→ **PROMPT**: Reproduce each line that includes the word "xlabel".

→ **TASK MATERIAL**:
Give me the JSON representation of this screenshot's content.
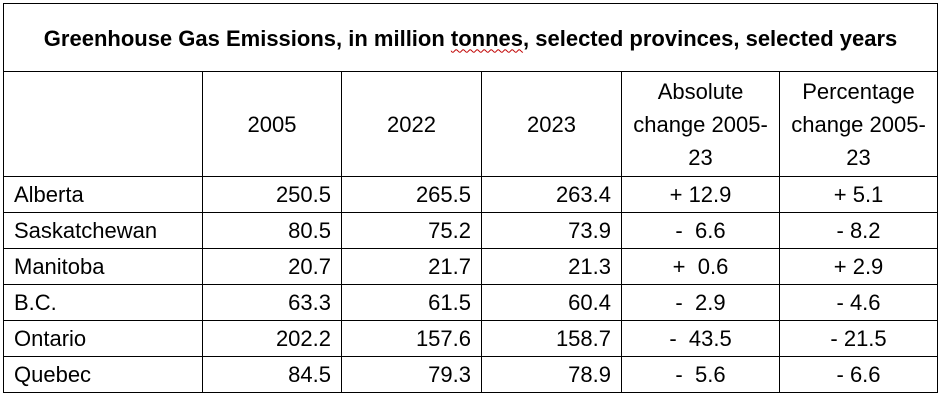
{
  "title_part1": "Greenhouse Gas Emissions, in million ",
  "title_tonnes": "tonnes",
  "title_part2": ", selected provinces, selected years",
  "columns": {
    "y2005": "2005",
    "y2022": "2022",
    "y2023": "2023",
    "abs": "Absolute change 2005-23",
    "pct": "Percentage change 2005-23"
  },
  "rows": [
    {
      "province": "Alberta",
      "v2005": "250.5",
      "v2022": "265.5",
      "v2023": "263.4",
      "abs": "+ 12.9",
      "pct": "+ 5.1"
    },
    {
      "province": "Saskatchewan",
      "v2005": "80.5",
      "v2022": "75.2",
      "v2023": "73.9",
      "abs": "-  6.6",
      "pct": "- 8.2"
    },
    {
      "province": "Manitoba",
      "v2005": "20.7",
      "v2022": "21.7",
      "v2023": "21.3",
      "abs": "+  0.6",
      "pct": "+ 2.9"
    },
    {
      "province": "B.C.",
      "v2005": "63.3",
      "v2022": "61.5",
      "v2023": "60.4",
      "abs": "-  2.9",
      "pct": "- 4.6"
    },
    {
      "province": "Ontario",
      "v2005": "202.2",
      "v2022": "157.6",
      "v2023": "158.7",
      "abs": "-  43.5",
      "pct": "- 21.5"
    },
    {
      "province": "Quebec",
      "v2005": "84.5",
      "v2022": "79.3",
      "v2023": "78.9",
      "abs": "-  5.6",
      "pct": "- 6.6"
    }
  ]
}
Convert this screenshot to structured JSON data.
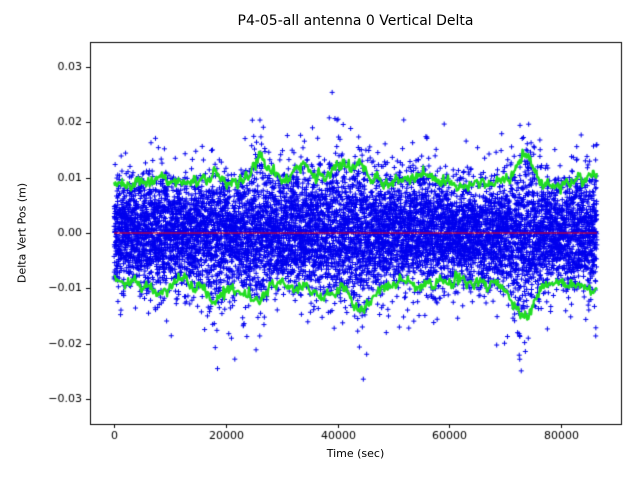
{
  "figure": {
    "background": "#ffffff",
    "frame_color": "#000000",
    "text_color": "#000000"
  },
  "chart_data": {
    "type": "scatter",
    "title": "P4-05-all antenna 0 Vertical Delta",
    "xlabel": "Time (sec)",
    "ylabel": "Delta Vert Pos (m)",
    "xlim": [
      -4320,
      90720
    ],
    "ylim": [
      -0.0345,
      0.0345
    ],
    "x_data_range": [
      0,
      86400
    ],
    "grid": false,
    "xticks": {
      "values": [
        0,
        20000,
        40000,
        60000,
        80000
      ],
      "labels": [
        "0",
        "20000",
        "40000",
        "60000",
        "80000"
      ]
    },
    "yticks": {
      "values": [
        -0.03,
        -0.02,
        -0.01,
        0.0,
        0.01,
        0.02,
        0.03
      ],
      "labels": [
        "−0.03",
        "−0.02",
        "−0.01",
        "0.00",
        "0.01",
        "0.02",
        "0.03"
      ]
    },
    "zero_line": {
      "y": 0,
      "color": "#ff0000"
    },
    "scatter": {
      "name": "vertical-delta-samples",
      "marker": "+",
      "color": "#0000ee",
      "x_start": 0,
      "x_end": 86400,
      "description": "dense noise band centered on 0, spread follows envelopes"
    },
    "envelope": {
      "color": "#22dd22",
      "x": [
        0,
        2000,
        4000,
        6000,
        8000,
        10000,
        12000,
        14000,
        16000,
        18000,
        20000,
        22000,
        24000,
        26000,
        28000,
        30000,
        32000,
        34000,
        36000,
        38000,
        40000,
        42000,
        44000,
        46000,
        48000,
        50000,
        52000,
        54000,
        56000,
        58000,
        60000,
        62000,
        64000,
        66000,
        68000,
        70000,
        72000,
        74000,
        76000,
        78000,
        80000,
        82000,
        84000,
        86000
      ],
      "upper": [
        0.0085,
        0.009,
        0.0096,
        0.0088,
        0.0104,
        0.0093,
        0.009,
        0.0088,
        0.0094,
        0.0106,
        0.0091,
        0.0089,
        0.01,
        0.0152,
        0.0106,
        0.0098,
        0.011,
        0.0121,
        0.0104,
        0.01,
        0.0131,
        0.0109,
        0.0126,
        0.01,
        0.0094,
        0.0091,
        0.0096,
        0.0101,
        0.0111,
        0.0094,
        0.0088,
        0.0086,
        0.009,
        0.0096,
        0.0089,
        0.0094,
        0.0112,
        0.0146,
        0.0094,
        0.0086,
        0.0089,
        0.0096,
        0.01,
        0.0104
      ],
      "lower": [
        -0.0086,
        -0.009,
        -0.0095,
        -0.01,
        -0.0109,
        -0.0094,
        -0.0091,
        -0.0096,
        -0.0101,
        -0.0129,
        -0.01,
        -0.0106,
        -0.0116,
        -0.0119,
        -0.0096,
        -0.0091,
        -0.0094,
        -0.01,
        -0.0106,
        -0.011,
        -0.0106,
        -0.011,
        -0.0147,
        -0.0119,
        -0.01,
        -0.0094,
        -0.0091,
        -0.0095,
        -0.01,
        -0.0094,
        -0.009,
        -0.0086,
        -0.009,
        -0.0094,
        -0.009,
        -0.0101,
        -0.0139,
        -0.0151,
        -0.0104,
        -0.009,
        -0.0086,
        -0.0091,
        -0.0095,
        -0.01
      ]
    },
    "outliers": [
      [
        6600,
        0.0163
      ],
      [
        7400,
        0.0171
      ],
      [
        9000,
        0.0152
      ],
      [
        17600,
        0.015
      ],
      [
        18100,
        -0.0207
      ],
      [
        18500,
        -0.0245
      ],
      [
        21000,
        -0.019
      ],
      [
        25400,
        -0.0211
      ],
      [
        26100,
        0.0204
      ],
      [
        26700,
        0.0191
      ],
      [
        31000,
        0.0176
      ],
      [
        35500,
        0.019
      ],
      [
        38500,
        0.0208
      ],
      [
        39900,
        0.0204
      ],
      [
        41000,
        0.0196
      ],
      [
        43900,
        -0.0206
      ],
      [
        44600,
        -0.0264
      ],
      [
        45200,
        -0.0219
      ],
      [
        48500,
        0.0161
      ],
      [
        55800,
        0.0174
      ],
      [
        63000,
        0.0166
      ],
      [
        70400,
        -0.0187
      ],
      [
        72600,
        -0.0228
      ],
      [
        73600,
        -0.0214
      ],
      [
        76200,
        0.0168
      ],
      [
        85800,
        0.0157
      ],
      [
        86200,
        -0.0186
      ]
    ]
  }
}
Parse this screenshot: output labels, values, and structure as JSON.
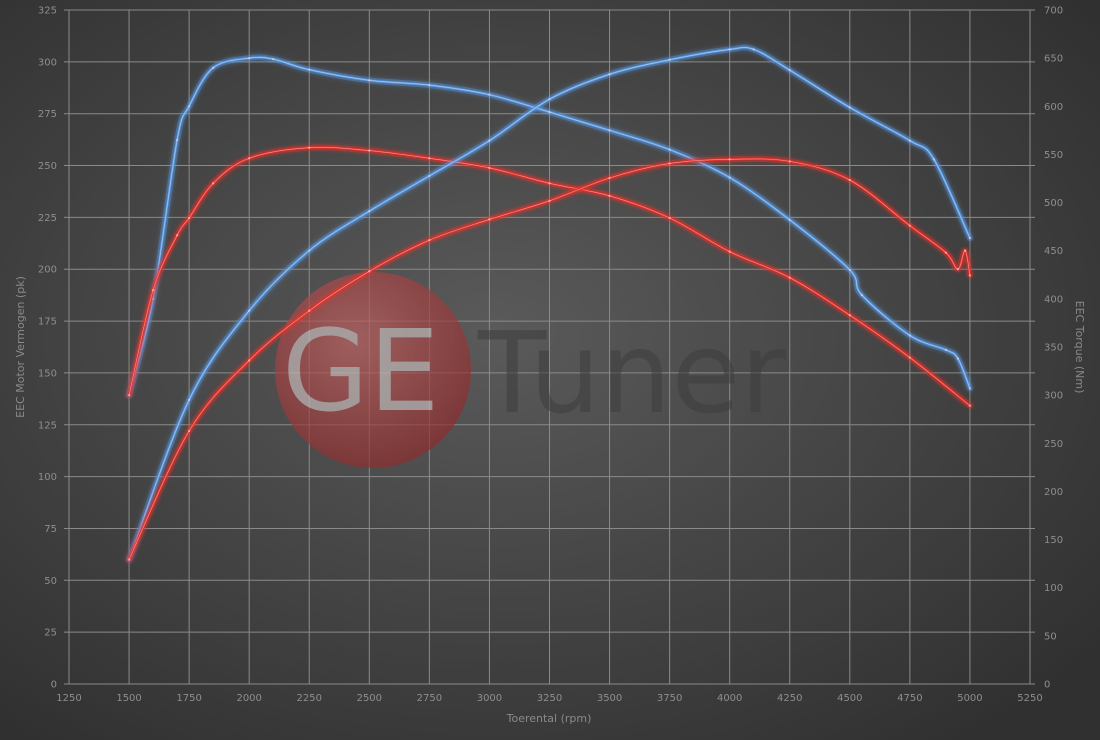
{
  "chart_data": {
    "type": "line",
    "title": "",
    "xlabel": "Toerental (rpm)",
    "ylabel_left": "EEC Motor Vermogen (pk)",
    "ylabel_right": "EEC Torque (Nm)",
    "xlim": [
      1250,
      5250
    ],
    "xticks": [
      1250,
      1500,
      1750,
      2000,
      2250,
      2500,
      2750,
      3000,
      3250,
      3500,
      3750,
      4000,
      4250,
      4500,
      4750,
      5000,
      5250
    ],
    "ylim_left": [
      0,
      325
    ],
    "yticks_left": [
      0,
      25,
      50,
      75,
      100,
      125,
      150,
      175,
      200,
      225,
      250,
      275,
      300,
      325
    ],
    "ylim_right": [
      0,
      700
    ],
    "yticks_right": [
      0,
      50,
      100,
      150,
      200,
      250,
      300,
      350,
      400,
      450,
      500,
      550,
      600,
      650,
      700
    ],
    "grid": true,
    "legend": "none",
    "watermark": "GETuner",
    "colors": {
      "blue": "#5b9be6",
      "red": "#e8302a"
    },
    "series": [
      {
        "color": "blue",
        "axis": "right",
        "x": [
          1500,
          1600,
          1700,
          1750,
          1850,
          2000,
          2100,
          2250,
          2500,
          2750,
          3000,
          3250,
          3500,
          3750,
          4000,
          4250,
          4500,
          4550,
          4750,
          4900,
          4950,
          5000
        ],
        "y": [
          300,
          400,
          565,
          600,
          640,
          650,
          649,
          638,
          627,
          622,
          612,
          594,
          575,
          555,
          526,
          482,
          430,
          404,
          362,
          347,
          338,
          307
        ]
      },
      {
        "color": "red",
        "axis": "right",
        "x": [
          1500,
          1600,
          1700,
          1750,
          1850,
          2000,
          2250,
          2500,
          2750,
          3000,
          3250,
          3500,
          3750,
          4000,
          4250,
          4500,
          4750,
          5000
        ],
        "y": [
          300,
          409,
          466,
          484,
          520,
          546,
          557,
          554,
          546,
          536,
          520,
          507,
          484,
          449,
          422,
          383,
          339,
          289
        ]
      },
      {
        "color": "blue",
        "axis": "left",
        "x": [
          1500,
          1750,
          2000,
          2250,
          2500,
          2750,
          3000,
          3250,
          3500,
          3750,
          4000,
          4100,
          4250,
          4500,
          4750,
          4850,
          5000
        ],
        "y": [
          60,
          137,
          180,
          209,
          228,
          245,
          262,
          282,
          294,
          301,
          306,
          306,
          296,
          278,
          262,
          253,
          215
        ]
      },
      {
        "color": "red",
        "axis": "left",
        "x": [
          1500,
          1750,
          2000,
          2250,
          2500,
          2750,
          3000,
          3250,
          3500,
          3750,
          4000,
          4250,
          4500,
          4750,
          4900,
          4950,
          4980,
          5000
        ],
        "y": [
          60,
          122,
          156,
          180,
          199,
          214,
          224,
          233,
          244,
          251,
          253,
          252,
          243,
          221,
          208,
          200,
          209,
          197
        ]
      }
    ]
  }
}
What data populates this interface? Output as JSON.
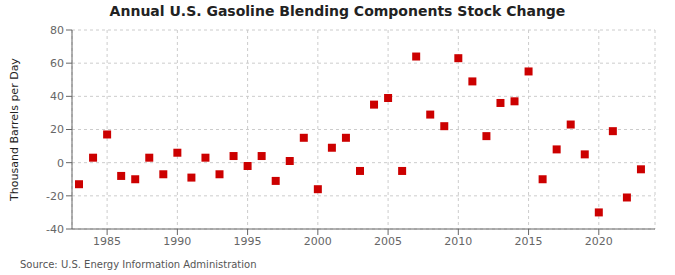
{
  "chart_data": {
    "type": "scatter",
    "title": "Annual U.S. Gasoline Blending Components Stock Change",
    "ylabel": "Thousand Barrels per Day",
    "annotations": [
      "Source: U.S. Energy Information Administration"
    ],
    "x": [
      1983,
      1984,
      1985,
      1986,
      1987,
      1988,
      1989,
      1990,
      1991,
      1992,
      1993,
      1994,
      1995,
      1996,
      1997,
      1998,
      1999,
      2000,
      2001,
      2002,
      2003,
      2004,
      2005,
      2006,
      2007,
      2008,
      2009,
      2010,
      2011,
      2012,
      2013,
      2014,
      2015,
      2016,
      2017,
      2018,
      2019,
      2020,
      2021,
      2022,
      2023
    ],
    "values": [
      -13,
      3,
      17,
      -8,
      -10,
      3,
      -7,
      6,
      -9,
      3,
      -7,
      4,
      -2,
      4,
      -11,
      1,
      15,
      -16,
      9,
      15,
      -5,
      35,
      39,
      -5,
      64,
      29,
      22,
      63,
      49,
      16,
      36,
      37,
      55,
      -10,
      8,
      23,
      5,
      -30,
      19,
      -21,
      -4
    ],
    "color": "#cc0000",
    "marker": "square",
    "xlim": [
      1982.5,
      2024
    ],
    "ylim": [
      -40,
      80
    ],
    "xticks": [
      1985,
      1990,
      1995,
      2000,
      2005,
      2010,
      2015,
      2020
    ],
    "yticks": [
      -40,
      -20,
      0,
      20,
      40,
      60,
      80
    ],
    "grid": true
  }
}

→ **ANSWER**:
    "xlabel": "Time (sec)",
    "xlabel": "Toerental (rpm)",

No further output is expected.